* _What the task asks_
Find the lines holding the word "Услуги" and collect them.

── Extracted entries

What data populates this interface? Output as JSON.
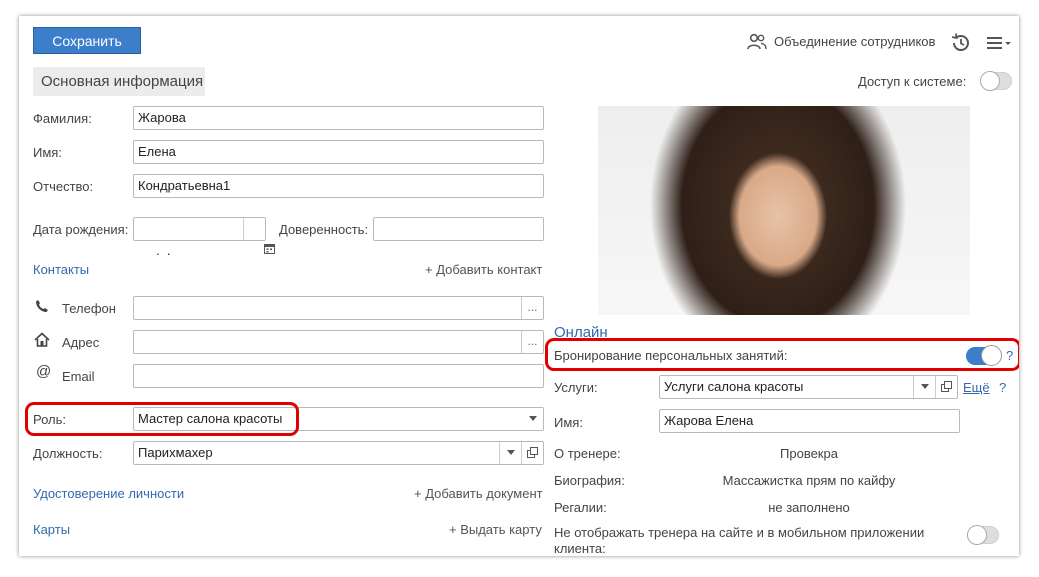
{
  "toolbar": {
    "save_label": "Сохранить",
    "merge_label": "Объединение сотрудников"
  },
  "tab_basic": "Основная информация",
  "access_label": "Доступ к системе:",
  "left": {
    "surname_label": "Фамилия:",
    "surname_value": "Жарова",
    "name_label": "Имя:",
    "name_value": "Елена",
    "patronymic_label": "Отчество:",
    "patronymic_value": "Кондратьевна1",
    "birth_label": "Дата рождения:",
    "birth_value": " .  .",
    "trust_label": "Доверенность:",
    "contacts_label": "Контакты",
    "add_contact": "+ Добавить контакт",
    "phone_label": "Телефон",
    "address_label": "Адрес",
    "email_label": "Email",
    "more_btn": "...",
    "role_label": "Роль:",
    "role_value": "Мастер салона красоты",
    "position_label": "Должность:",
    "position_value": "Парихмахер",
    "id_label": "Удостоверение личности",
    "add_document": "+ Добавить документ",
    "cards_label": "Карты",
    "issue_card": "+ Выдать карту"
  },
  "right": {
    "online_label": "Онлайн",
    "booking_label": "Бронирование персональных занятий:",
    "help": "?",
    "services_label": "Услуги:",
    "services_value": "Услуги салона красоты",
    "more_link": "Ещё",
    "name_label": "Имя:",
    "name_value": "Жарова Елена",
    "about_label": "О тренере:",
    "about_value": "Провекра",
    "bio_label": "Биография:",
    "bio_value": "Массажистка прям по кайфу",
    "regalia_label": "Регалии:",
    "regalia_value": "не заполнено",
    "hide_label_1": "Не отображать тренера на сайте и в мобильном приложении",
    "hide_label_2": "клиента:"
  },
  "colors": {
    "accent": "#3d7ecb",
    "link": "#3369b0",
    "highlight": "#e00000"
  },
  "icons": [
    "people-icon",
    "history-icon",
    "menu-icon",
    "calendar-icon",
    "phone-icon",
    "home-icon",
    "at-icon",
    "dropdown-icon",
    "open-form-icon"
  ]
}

────
── Extracted entries

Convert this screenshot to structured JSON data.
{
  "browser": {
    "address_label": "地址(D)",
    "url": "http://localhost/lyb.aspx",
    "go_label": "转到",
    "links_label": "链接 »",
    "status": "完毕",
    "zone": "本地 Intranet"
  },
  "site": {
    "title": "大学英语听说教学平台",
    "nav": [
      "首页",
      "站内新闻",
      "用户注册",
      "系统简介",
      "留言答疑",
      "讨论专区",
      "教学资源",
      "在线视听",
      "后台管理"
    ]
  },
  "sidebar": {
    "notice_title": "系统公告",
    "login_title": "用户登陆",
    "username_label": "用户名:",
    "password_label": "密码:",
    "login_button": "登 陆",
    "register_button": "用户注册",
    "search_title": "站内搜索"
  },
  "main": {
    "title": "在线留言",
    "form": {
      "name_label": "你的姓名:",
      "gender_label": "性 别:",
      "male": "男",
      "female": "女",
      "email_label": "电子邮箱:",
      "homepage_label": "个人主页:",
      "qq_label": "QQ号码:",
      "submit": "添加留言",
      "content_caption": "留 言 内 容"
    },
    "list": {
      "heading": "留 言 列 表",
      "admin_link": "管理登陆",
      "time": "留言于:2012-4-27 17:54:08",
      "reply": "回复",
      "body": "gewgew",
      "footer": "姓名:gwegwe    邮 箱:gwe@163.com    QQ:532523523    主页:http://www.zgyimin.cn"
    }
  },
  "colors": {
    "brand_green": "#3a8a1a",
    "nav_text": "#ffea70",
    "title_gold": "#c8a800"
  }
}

────

* _Exercise output_
    "services_label": "Услуги:",
    "services_value": "Услуги салона красоты",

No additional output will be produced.